__Record list__
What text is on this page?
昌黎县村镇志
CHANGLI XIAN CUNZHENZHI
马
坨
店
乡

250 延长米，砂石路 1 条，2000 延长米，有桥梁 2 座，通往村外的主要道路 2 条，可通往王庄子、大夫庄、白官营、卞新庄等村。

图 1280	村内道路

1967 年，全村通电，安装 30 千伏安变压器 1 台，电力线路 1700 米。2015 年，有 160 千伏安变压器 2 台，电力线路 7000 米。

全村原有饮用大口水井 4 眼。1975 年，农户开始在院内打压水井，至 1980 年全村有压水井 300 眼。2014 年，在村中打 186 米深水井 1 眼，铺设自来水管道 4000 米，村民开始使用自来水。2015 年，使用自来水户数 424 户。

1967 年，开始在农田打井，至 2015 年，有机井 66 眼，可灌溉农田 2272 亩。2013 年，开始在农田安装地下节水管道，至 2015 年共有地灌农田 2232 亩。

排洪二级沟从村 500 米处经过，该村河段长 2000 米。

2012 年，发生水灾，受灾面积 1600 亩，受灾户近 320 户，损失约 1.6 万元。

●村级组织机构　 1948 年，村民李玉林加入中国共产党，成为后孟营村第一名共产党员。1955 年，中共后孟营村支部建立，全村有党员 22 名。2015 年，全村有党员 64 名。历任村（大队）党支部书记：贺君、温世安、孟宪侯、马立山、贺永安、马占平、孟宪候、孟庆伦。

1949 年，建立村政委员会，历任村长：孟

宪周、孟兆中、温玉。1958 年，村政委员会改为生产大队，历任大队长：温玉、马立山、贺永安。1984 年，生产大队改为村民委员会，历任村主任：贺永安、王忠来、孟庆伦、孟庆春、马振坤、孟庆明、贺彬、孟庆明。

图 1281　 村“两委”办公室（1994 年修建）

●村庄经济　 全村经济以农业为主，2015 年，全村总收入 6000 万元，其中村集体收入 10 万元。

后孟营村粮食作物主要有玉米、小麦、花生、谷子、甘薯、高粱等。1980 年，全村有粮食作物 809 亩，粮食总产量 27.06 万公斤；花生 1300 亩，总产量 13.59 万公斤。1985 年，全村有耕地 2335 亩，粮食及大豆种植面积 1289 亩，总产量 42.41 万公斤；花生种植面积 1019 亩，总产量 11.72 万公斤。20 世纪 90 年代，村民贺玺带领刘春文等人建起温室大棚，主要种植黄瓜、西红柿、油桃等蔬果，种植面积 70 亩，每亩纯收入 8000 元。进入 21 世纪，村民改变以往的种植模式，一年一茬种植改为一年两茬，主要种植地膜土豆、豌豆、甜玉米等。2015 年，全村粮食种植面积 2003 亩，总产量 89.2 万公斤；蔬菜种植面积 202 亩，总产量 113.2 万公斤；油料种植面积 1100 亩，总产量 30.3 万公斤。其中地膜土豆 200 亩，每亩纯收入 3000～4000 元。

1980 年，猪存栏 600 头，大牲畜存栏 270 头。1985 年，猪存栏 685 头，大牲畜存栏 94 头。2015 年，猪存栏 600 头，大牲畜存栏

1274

__Written problem__
Your task is to repeat every line exactly.

__Completed task__
What text is on this page?
昌黎县村镇志
CHANGLI XIAN CUNZHENZHI
马
坨
店
乡

250 延长米，砂石路 1 条，2000 延长米，有桥梁 2 座，通往村外的主要道路 2 条，可通往王庄子、大夫庄、白官营、卞新庄等村。

图 1280	村内道路

1967 年，全村通电，安装 30 千伏安变压器 1 台，电力线路 1700 米。2015 年，有 160 千伏安变压器 2 台，电力线路 7000 米。

全村原有饮用大口水井 4 眼。1975 年，农户开始在院内打压水井，至 1980 年全村有压水井 300 眼。2014 年，在村中打 186 米深水井 1 眼，铺设自来水管道 4000 米，村民开始使用自来水。2015 年，使用自来水户数 424 户。

1967 年，开始在农田打井，至 2015 年，有机井 66 眼，可灌溉农田 2272 亩。2013 年，开始在农田安装地下节水管道，至 2015 年共有地灌农田 2232 亩。

排洪二级沟从村 500 米处经过，该村河段长 2000 米。

2012 年，发生水灾，受灾面积 1600 亩，受灾户近 320 户，损失约 1.6 万元。

●村级组织机构　 1948 年，村民李玉林加入中国共产党，成为后孟营村第一名共产党员。1955 年，中共后孟营村支部建立，全村有党员 22 名。2015 年，全村有党员 64 名。历任村（大队）党支部书记：贺君、温世安、孟宪侯、马立山、贺永安、马占平、孟宪候、孟庆伦。

1949 年，建立村政委员会，历任村长：孟

宪周、孟兆中、温玉。1958 年，村政委员会改为生产大队，历任大队长：温玉、马立山、贺永安。1984 年，生产大队改为村民委员会，历任村主任：贺永安、王忠来、孟庆伦、孟庆春、马振坤、孟庆明、贺彬、孟庆明。

图 1281　 村“两委”办公室（1994 年修建）

●村庄经济　 全村经济以农业为主，2015 年，全村总收入 6000 万元，其中村集体收入 10 万元。

后孟营村粮食作物主要有玉米、小麦、花生、谷子、甘薯、高粱等。1980 年，全村有粮食作物 809 亩，粮食总产量 27.06 万公斤；花生 1300 亩，总产量 13.59 万公斤。1985 年，全村有耕地 2335 亩，粮食及大豆种植面积 1289 亩，总产量 42.41 万公斤；花生种植面积 1019 亩，总产量 11.72 万公斤。20 世纪 90 年代，村民贺玺带领刘春文等人建起温室大棚，主要种植黄瓜、西红柿、油桃等蔬果，种植面积 70 亩，每亩纯收入 8000 元。进入 21 世纪，村民改变以往的种植模式，一年一茬种植改为一年两茬，主要种植地膜土豆、豌豆、甜玉米等。2015 年，全村粮食种植面积 2003 亩，总产量 89.2 万公斤；蔬菜种植面积 202 亩，总产量 113.2 万公斤；油料种植面积 1100 亩，总产量 30.3 万公斤。其中地膜土豆 200 亩，每亩纯收入 3000～4000 元。

1980 年，猪存栏 600 头，大牲畜存栏 270 头。1985 年，猪存栏 685 头，大牲畜存栏 94 头。2015 年，猪存栏 600 头，大牲畜存栏

1274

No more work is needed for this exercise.